(Data extracted from a collection)
## BEGIN
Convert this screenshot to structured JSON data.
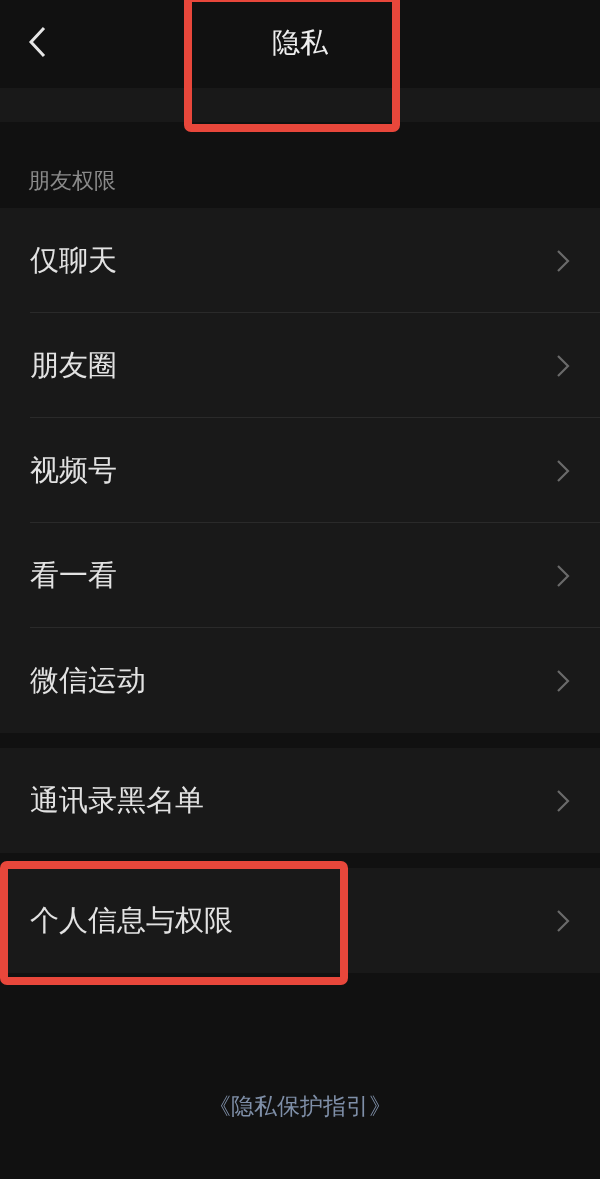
{
  "header": {
    "title": "隐私",
    "highlighted": true
  },
  "section_label": "朋友权限",
  "groups": [
    {
      "items": [
        {
          "label": "仅聊天",
          "highlighted": false
        },
        {
          "label": "朋友圈",
          "highlighted": false
        },
        {
          "label": "视频号",
          "highlighted": false
        },
        {
          "label": "看一看",
          "highlighted": false
        },
        {
          "label": "微信运动",
          "highlighted": false
        }
      ]
    },
    {
      "items": [
        {
          "label": "通讯录黑名单",
          "highlighted": false
        }
      ]
    },
    {
      "items": [
        {
          "label": "个人信息与权限",
          "highlighted": true
        }
      ]
    }
  ],
  "footer_link": "《隐私保护指引》"
}
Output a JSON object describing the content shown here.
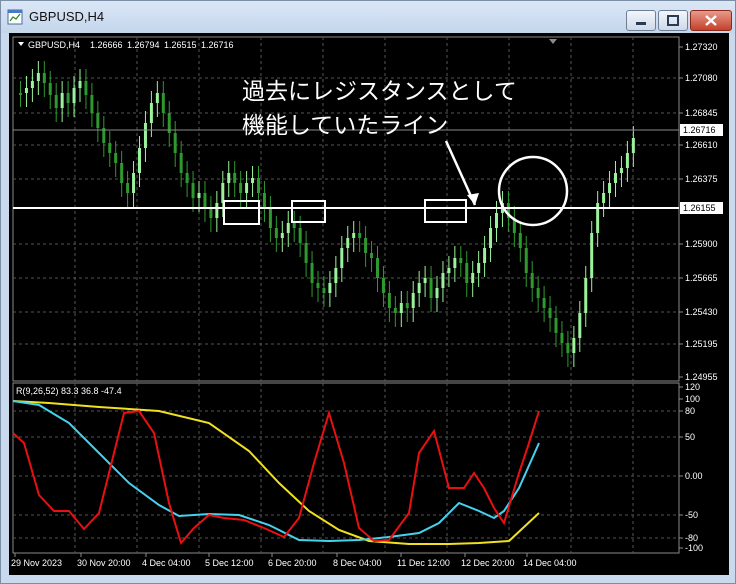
{
  "window": {
    "title": "GBPUSD,H4"
  },
  "price_chart": {
    "header": {
      "symbol": "GBPUSD,H4",
      "open": "1.26666",
      "high": "1.26794",
      "low": "1.26515",
      "close": "1.26716"
    },
    "y_ticks": [
      "1.27320",
      "1.27080",
      "1.26845",
      "1.26610",
      "1.26375",
      "1.25900",
      "1.25665",
      "1.25430",
      "1.25195",
      "1.24955"
    ],
    "current_price_label": "1.26716",
    "line_price_label": "1.26155",
    "annotation_line1": "過去にレジスタンスとして",
    "annotation_line2": "機能していたライン",
    "colors": {
      "bull": "#9cf29c",
      "bear": "#2e9a2e",
      "line": "#ffffff"
    }
  },
  "indicator": {
    "label": "R(9,26,52) 83.3 36.8 -47.4",
    "y_ticks": [
      "120",
      "100",
      "80",
      "50",
      "0.00",
      "-50",
      "-80",
      "-100"
    ],
    "series_colors": {
      "fast": "#e81010",
      "mid": "#46d2ee",
      "slow": "#f0e020"
    }
  },
  "time_axis": {
    "labels": [
      "29 Nov 2023",
      "30 Nov 20:00",
      "4 Dec 04:00",
      "5 Dec 12:00",
      "6 Dec 20:00",
      "8 Dec 04:00",
      "11 Dec 12:00",
      "12 Dec 20:00",
      "14 Dec 04:00"
    ]
  }
}
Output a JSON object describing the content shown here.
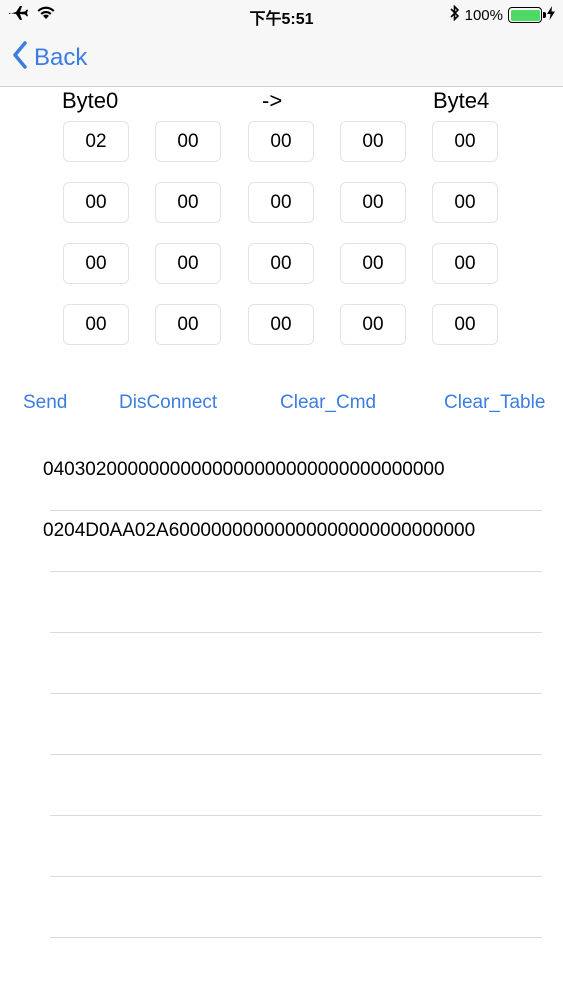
{
  "status_bar": {
    "time": "下午5:51",
    "battery_text": "100%",
    "icons": [
      "airplane-icon",
      "wifi-icon",
      "bluetooth-icon",
      "battery-icon",
      "charging-icon"
    ],
    "battery_level": 1.0,
    "battery_color": "#4cd964"
  },
  "nav": {
    "back_label": "Back",
    "accent_color": "#3b7de1"
  },
  "bytes": {
    "header_start": "Byte0",
    "header_arrow": "->",
    "header_end": "Byte4",
    "rows": [
      [
        "02",
        "00",
        "00",
        "00",
        "00"
      ],
      [
        "00",
        "00",
        "00",
        "00",
        "00"
      ],
      [
        "00",
        "00",
        "00",
        "00",
        "00"
      ],
      [
        "00",
        "00",
        "00",
        "00",
        "00"
      ]
    ]
  },
  "actions": {
    "send": "Send",
    "disconnect": "DisConnect",
    "clear_cmd": "Clear_Cmd",
    "clear_table": "Clear_Table"
  },
  "table": {
    "rows": [
      "04030200000000000000000000000000000000",
      "0204D0AA02A60000000000000000000000000000",
      "",
      "",
      "",
      "",
      "",
      ""
    ]
  }
}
## END
What to do
Repeat the data in full and exactly. Omit pictures.

Solution below
Convert this screenshot to structured JSON data.
{
  "header": {
    "title": "隐私",
    "highlighted": true
  },
  "section_label": "朋友权限",
  "groups": [
    {
      "items": [
        {
          "label": "仅聊天",
          "highlighted": false
        },
        {
          "label": "朋友圈",
          "highlighted": false
        },
        {
          "label": "视频号",
          "highlighted": false
        },
        {
          "label": "看一看",
          "highlighted": false
        },
        {
          "label": "微信运动",
          "highlighted": false
        }
      ]
    },
    {
      "items": [
        {
          "label": "通讯录黑名单",
          "highlighted": false
        }
      ]
    },
    {
      "items": [
        {
          "label": "个人信息与权限",
          "highlighted": true
        }
      ]
    }
  ],
  "footer_link": "《隐私保护指引》"
}
Output a JSON object describing the content shown here.
{
  "window": {
    "title": "GBPUSD,H4"
  },
  "price_chart": {
    "header": {
      "symbol": "GBPUSD,H4",
      "open": "1.26666",
      "high": "1.26794",
      "low": "1.26515",
      "close": "1.26716"
    },
    "y_ticks": [
      "1.27320",
      "1.27080",
      "1.26845",
      "1.26610",
      "1.26375",
      "1.25900",
      "1.25665",
      "1.25430",
      "1.25195",
      "1.24955"
    ],
    "current_price_label": "1.26716",
    "line_price_label": "1.26155",
    "annotation_line1": "過去にレジスタンスとして",
    "annotation_line2": "機能していたライン",
    "colors": {
      "bull": "#9cf29c",
      "bear": "#2e9a2e",
      "line": "#ffffff"
    }
  },
  "indicator": {
    "label": "R(9,26,52) 83.3 36.8 -47.4",
    "y_ticks": [
      "120",
      "100",
      "80",
      "50",
      "0.00",
      "-50",
      "-80",
      "-100"
    ],
    "series_colors": {
      "fast": "#e81010",
      "mid": "#46d2ee",
      "slow": "#f0e020"
    }
  },
  "time_axis": {
    "labels": [
      "29 Nov 2023",
      "30 Nov 20:00",
      "4 Dec 04:00",
      "5 Dec 12:00",
      "6 Dec 20:00",
      "8 Dec 04:00",
      "11 Dec 12:00",
      "12 Dec 20:00",
      "14 Dec 04:00"
    ]
  }
}
Output a JSON object describing the content shown here.
{
  "status_bar": {
    "time": "下午5:51",
    "battery_text": "100%",
    "icons": [
      "airplane-icon",
      "wifi-icon",
      "bluetooth-icon",
      "battery-icon",
      "charging-icon"
    ],
    "battery_level": 1.0,
    "battery_color": "#4cd964"
  },
  "nav": {
    "back_label": "Back",
    "accent_color": "#3b7de1"
  },
  "bytes": {
    "header_start": "Byte0",
    "header_arrow": "->",
    "header_end": "Byte4",
    "rows": [
      [
        "02",
        "00",
        "00",
        "00",
        "00"
      ],
      [
        "00",
        "00",
        "00",
        "00",
        "00"
      ],
      [
        "00",
        "00",
        "00",
        "00",
        "00"
      ],
      [
        "00",
        "00",
        "00",
        "00",
        "00"
      ]
    ]
  },
  "actions": {
    "send": "Send",
    "disconnect": "DisConnect",
    "clear_cmd": "Clear_Cmd",
    "clear_table": "Clear_Table"
  },
  "table": {
    "rows": [
      "04030200000000000000000000000000000000",
      "0204D0AA02A60000000000000000000000000000",
      "",
      "",
      "",
      "",
      "",
      ""
    ]
  }
}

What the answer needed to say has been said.